* WORK REQUIRED:
Without the pictures, set down the records below word for word.

* MATERIALS PROVIDED:

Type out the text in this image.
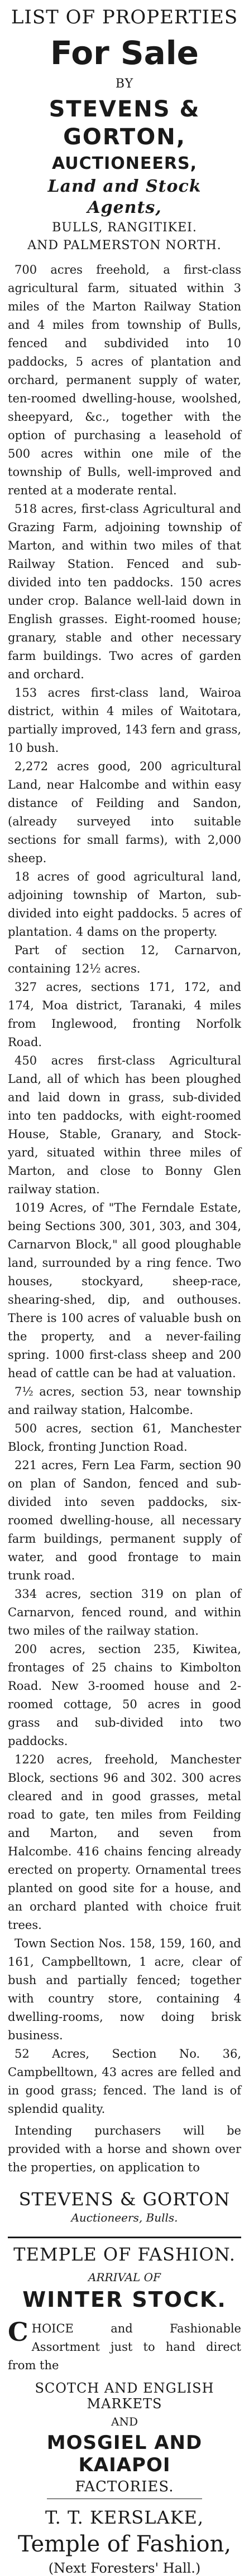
LIST OF PROPERTIES
For Sale
BY
STEVENS & GORTON,
AUCTIONEERS,
Land and Stock Agents,
BULLS, RANGITIKEI.
AND PALMERSTON NORTH.

700 acres freehold, a first-class agricultural farm, situated within 3 miles of the Marton Railway Station and 4 miles from township of Bulls, fenced and subdivided into 10 paddocks, 5 acres of plantation and orchard, permanent supply of water, ten-roomed dwelling-house, woolshed, sheepyard, &c., together with the option of purchasing a leasehold of 500 acres within one mile of the township of Bulls, well-improved and rented at a moderate rental.

518 acres, first-class Agricultural and Grazing Farm, adjoining township of Marton, and within two miles of that Railway Station. Fenced and sub-divided into ten paddocks. 150 acres under crop. Balance well-laid down in English grasses. Eight-roomed house; granary, stable and other necessary farm buildings. Two acres of garden and orchard.

153 acres first-class land, Wairoa district, within 4 miles of Waitotara, partially improved, 143 fern and grass, 10 bush.

2,272 acres good, 200 agricultural Land, near Halcombe and within easy distance of Feilding and Sandon, (already surveyed into suitable sections for small farms), with 2,000 sheep.

18 acres of good agricultural land, adjoining township of Marton, sub-divided into eight paddocks. 5 acres of plantation. 4 dams on the property.

Part of section 12, Carnarvon, containing 12½ acres.

327 acres, sections 171, 172, and 174, Moa district, Taranaki, 4 miles from Inglewood, fronting Norfolk Road.

450 acres first-class Agricultural Land, all of which has been ploughed and laid down in grass, sub-divided into ten paddocks, with eight-roomed House, Stable, Granary, and Stock-yard, situated within three miles of Marton, and close to Bonny Glen railway station.

1019 Acres, of "The Ferndale Estate, being Sections 300, 301, 303, and 304, Carnarvon Block," all good ploughable land, surrounded by a ring fence. Two houses, stockyard, sheep-race, shearing-shed, dip, and outhouses. There is 100 acres of valuable bush on the property, and a never-failing spring. 1000 first-class sheep and 200 head of cattle can be had at valuation.

7½ acres, section 53, near township and railway station, Halcombe.

500 acres, section 61, Manchester Block, fronting Junction Road.

221 acres, Fern Lea Farm, section 90 on plan of Sandon, fenced and sub-divided into seven paddocks, six-roomed dwelling-house, all necessary farm buildings, permanent supply of water, and good frontage to main trunk road.

334 acres, section 319 on plan of Carnarvon, fenced round, and within two miles of the railway station.

200 acres, section 235, Kiwitea, frontages of 25 chains to Kimbolton Road. New 3-roomed house and 2-roomed cottage, 50 acres in good grass and sub-divided into two paddocks.

1220 acres, freehold, Manchester Block, sections 96 and 302. 300 acres cleared and in good grasses, metal road to gate, ten miles from Feilding and Marton, and seven from Halcombe. 416 chains fencing already erected on property. Ornamental trees planted on good site for a house, and an orchard planted with choice fruit trees.

Town Section Nos. 158, 159, 160, and 161, Campbelltown, 1 acre, clear of bush and partially fenced; together with country store, containing 4 dwelling-rooms, now doing brisk business.

52 Acres, Section No. 36, Campbelltown, 43 acres are felled and in good grass; fenced. The land is of splendid quality.

Intending purchasers will be provided with a horse and shown over the properties, on application to

STEVENS & GORTON
Auctioneers, Bulls.
TEMPLE OF FASHION.
ARRIVAL OF
WINTER STOCK.
CHOICE and Fashionable Assortment just to hand direct from the
SCOTCH AND ENGLISH MARKETS
AND
MOSGIEL AND KAIAPOI
FACTORIES.
T. T. KERSLAKE,
Temple of Fashion,
(Next Foresters' Hall.)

* ANSWER TO THE PROBLEM:
Type out the text in this image.
LIST OF PROPERTIES
For Sale
BY
STEVENS & GORTON,
AUCTIONEERS,
Land and Stock Agents,
BULLS, RANGITIKEI.
AND PALMERSTON NORTH.

700 acres freehold, a first-class agricultural farm, situated within 3 miles of the Marton Railway Station and 4 miles from township of Bulls, fenced and subdivided into 10 paddocks, 5 acres of plantation and orchard, permanent supply of water, ten-roomed dwelling-house, woolshed, sheepyard, &c., together with the option of purchasing a leasehold of 500 acres within one mile of the township of Bulls, well-improved and rented at a moderate rental.

518 acres, first-class Agricultural and Grazing Farm, adjoining township of Marton, and within two miles of that Railway Station. Fenced and sub-divided into ten paddocks. 150 acres under crop. Balance well-laid down in English grasses. Eight-roomed house; granary, stable and other necessary farm buildings. Two acres of garden and orchard.

153 acres first-class land, Wairoa district, within 4 miles of Waitotara, partially improved, 143 fern and grass, 10 bush.

2,272 acres good, 200 agricultural Land, near Halcombe and within easy distance of Feilding and Sandon, (already surveyed into suitable sections for small farms), with 2,000 sheep.

18 acres of good agricultural land, adjoining township of Marton, sub-divided into eight paddocks. 5 acres of plantation. 4 dams on the property.

Part of section 12, Carnarvon, containing 12½ acres.

327 acres, sections 171, 172, and 174, Moa district, Taranaki, 4 miles from Inglewood, fronting Norfolk Road.

450 acres first-class Agricultural Land, all of which has been ploughed and laid down in grass, sub-divided into ten paddocks, with eight-roomed House, Stable, Granary, and Stock-yard, situated within three miles of Marton, and close to Bonny Glen railway station.

1019 Acres, of "The Ferndale Estate, being Sections 300, 301, 303, and 304, Carnarvon Block," all good ploughable land, surrounded by a ring fence. Two houses, stockyard, sheep-race, shearing-shed, dip, and outhouses. There is 100 acres of valuable bush on the property, and a never-failing spring. 1000 first-class sheep and 200 head of cattle can be had at valuation.

7½ acres, section 53, near township and railway station, Halcombe.

500 acres, section 61, Manchester Block, fronting Junction Road.

221 acres, Fern Lea Farm, section 90 on plan of Sandon, fenced and sub-divided into seven paddocks, six-roomed dwelling-house, all necessary farm buildings, permanent supply of water, and good frontage to main trunk road.

334 acres, section 319 on plan of Carnarvon, fenced round, and within two miles of the railway station.

200 acres, section 235, Kiwitea, frontages of 25 chains to Kimbolton Road. New 3-roomed house and 2-roomed cottage, 50 acres in good grass and sub-divided into two paddocks.

1220 acres, freehold, Manchester Block, sections 96 and 302. 300 acres cleared and in good grasses, metal road to gate, ten miles from Feilding and Marton, and seven from Halcombe. 416 chains fencing already erected on property. Ornamental trees planted on good site for a house, and an orchard planted with choice fruit trees.

Town Section Nos. 158, 159, 160, and 161, Campbelltown, 1 acre, clear of bush and partially fenced; together with country store, containing 4 dwelling-rooms, now doing brisk business.

52 Acres, Section No. 36, Campbelltown, 43 acres are felled and in good grass; fenced. The land is of splendid quality.

Intending purchasers will be provided with a horse and shown over the properties, on application to

STEVENS & GORTON
Auctioneers, Bulls.
TEMPLE OF FASHION.
ARRIVAL OF
WINTER STOCK.
CHOICE and Fashionable Assortment just to hand direct from the
SCOTCH AND ENGLISH MARKETS
AND
MOSGIEL AND KAIAPOI
FACTORIES.
T. T. KERSLAKE,
Temple of Fashion,
(Next Foresters' Hall.)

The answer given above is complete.